— Start —
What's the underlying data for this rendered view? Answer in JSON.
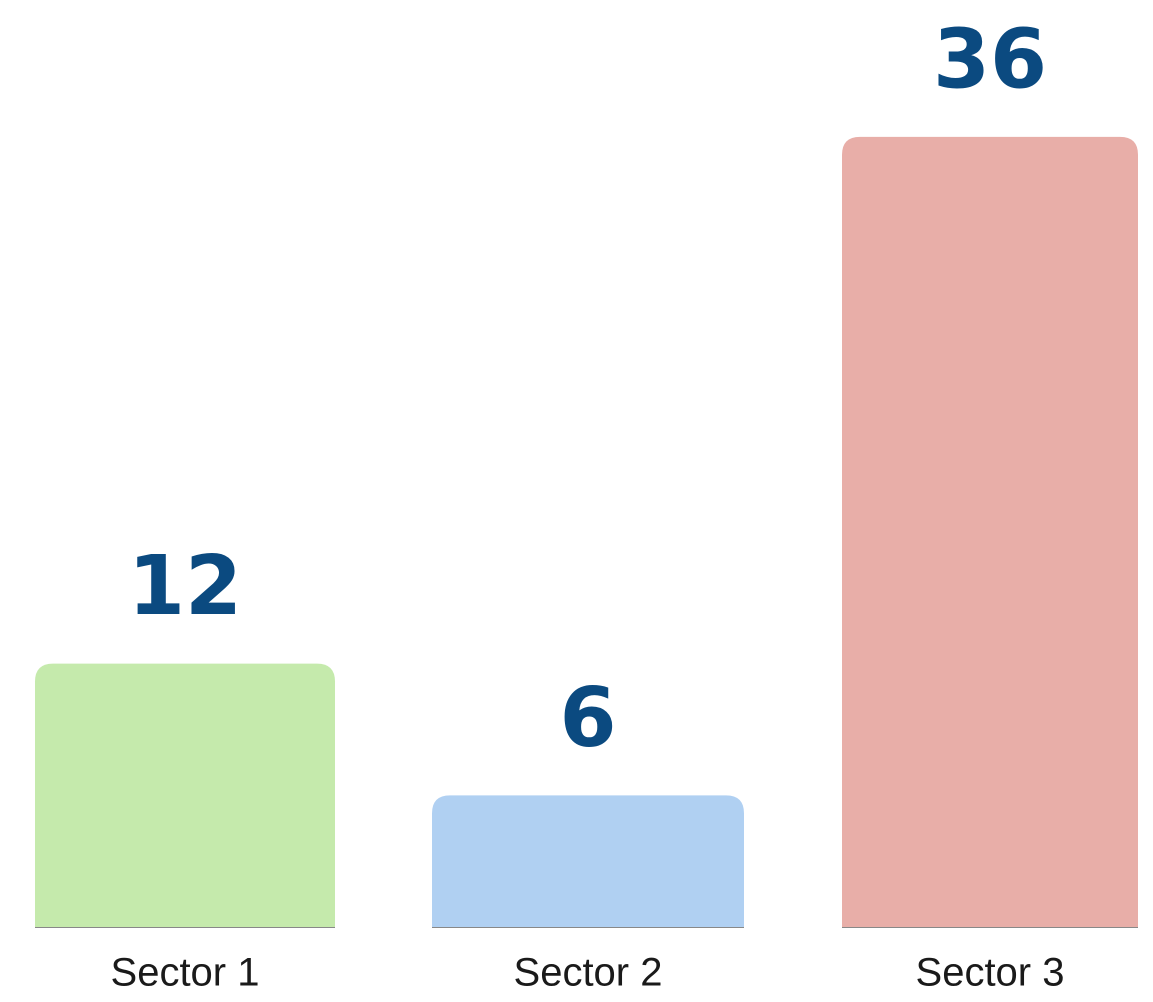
{
  "chart_data": {
    "type": "bar",
    "categories": [
      "Sector 1",
      "Sector 2",
      "Sector 3"
    ],
    "values": [
      12,
      6,
      36
    ],
    "colors": [
      "#c5eaac",
      "#b0d0f2",
      "#e8aea8"
    ],
    "ylim": [
      0,
      38
    ]
  }
}
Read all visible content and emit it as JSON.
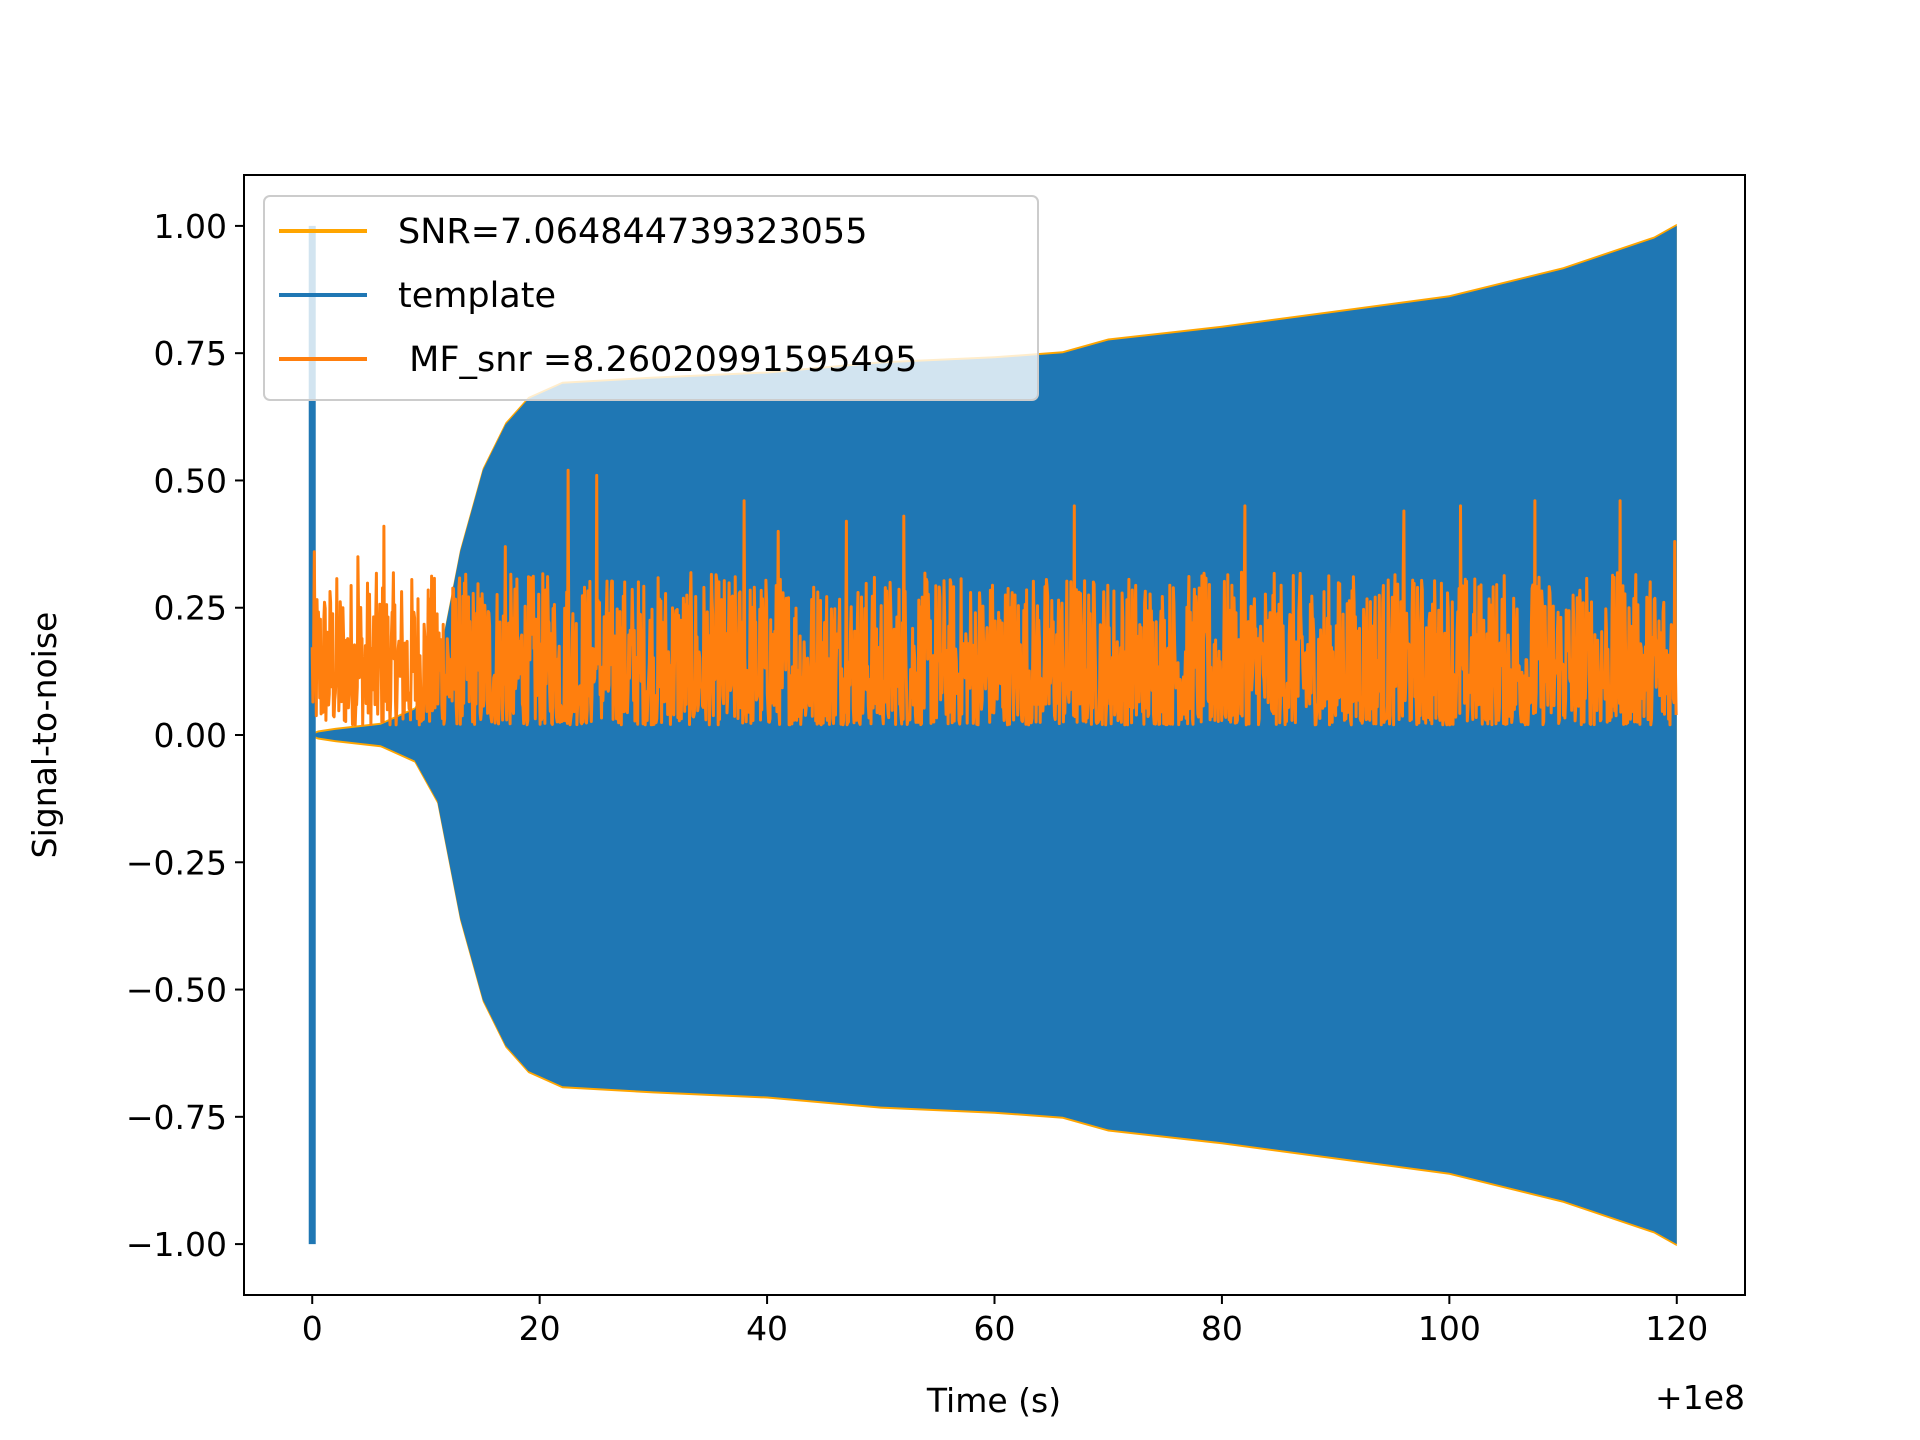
{
  "chart_data": {
    "type": "line",
    "xlabel": "Time (s)",
    "ylabel": "Signal-to-noise",
    "x_offset_label": "+1e8",
    "xlim": [
      -6,
      126
    ],
    "ylim": [
      -1.1,
      1.1
    ],
    "x_ticks": [
      0,
      20,
      40,
      60,
      80,
      100,
      120
    ],
    "y_ticks": [
      -1.0,
      -0.75,
      -0.5,
      -0.25,
      0.0,
      0.25,
      0.5,
      0.75,
      1.0
    ],
    "y_tick_labels": [
      "−1.00",
      "−0.75",
      "−0.50",
      "−0.25",
      "0.00",
      "0.25",
      "0.50",
      "0.75",
      "1.00"
    ],
    "x_tick_labels": [
      "0",
      "20",
      "40",
      "60",
      "80",
      "100",
      "120"
    ],
    "legend_position": "upper left",
    "series": [
      {
        "name": "SNR=7.064844739323055",
        "color": "#ffa500",
        "kind": "envelope",
        "x": [
          0,
          0.5,
          2,
          6,
          9,
          11,
          13,
          15,
          17,
          19,
          22,
          30,
          40,
          50,
          60,
          66,
          70,
          80,
          90,
          100,
          110,
          118,
          120
        ],
        "upper": [
          0.0,
          0.005,
          0.01,
          0.02,
          0.05,
          0.13,
          0.36,
          0.52,
          0.61,
          0.66,
          0.69,
          0.7,
          0.71,
          0.73,
          0.74,
          0.75,
          0.775,
          0.8,
          0.83,
          0.86,
          0.915,
          0.975,
          1.0
        ],
        "lower": [
          0.0,
          -0.005,
          -0.01,
          -0.02,
          -0.05,
          -0.13,
          -0.36,
          -0.52,
          -0.61,
          -0.66,
          -0.69,
          -0.7,
          -0.71,
          -0.73,
          -0.74,
          -0.75,
          -0.775,
          -0.8,
          -0.83,
          -0.86,
          -0.915,
          -0.975,
          -1.0
        ]
      },
      {
        "name": "template",
        "color": "#1f77b4",
        "kind": "envelope",
        "x": [
          0,
          0.5,
          2,
          6,
          9,
          11,
          13,
          15,
          17,
          19,
          22,
          30,
          40,
          50,
          60,
          66,
          70,
          80,
          90,
          100,
          110,
          118,
          120
        ],
        "upper": [
          0.0,
          0.005,
          0.01,
          0.02,
          0.05,
          0.13,
          0.36,
          0.52,
          0.61,
          0.66,
          0.69,
          0.7,
          0.71,
          0.73,
          0.74,
          0.75,
          0.775,
          0.8,
          0.83,
          0.86,
          0.915,
          0.975,
          1.0
        ],
        "lower": [
          0.0,
          -0.005,
          -0.01,
          -0.02,
          -0.05,
          -0.13,
          -0.36,
          -0.52,
          -0.61,
          -0.66,
          -0.69,
          -0.7,
          -0.71,
          -0.73,
          -0.74,
          -0.75,
          -0.775,
          -0.8,
          -0.83,
          -0.86,
          -0.915,
          -0.975,
          -1.0
        ],
        "spike": {
          "x": 0.0,
          "min": -1.0,
          "max": 1.0
        }
      },
      {
        "name": " MF_snr =8.26020991595495",
        "color": "#ff7f0e",
        "kind": "noise",
        "x_range": [
          0,
          120
        ],
        "baseline_range": [
          0.0,
          0.3
        ],
        "peaks": [
          {
            "x": 0.2,
            "y": 0.36
          },
          {
            "x": 4.0,
            "y": 0.35
          },
          {
            "x": 6.3,
            "y": 0.41
          },
          {
            "x": 17.0,
            "y": 0.37
          },
          {
            "x": 22.5,
            "y": 0.52
          },
          {
            "x": 25.0,
            "y": 0.51
          },
          {
            "x": 38.0,
            "y": 0.46
          },
          {
            "x": 41.0,
            "y": 0.4
          },
          {
            "x": 47.0,
            "y": 0.42
          },
          {
            "x": 52.0,
            "y": 0.43
          },
          {
            "x": 67.0,
            "y": 0.45
          },
          {
            "x": 82.0,
            "y": 0.45
          },
          {
            "x": 96.0,
            "y": 0.44
          },
          {
            "x": 101.0,
            "y": 0.45
          },
          {
            "x": 107.5,
            "y": 0.46
          },
          {
            "x": 115.0,
            "y": 0.46
          },
          {
            "x": 119.8,
            "y": 0.38
          }
        ]
      }
    ]
  }
}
— End —
## Brief
Pick out the lines containing the word "JSON" and show them.

## Exercise answer
What's the underlying data for this rendered view? Answer in JSON.
Read all visible content and emit it as JSON.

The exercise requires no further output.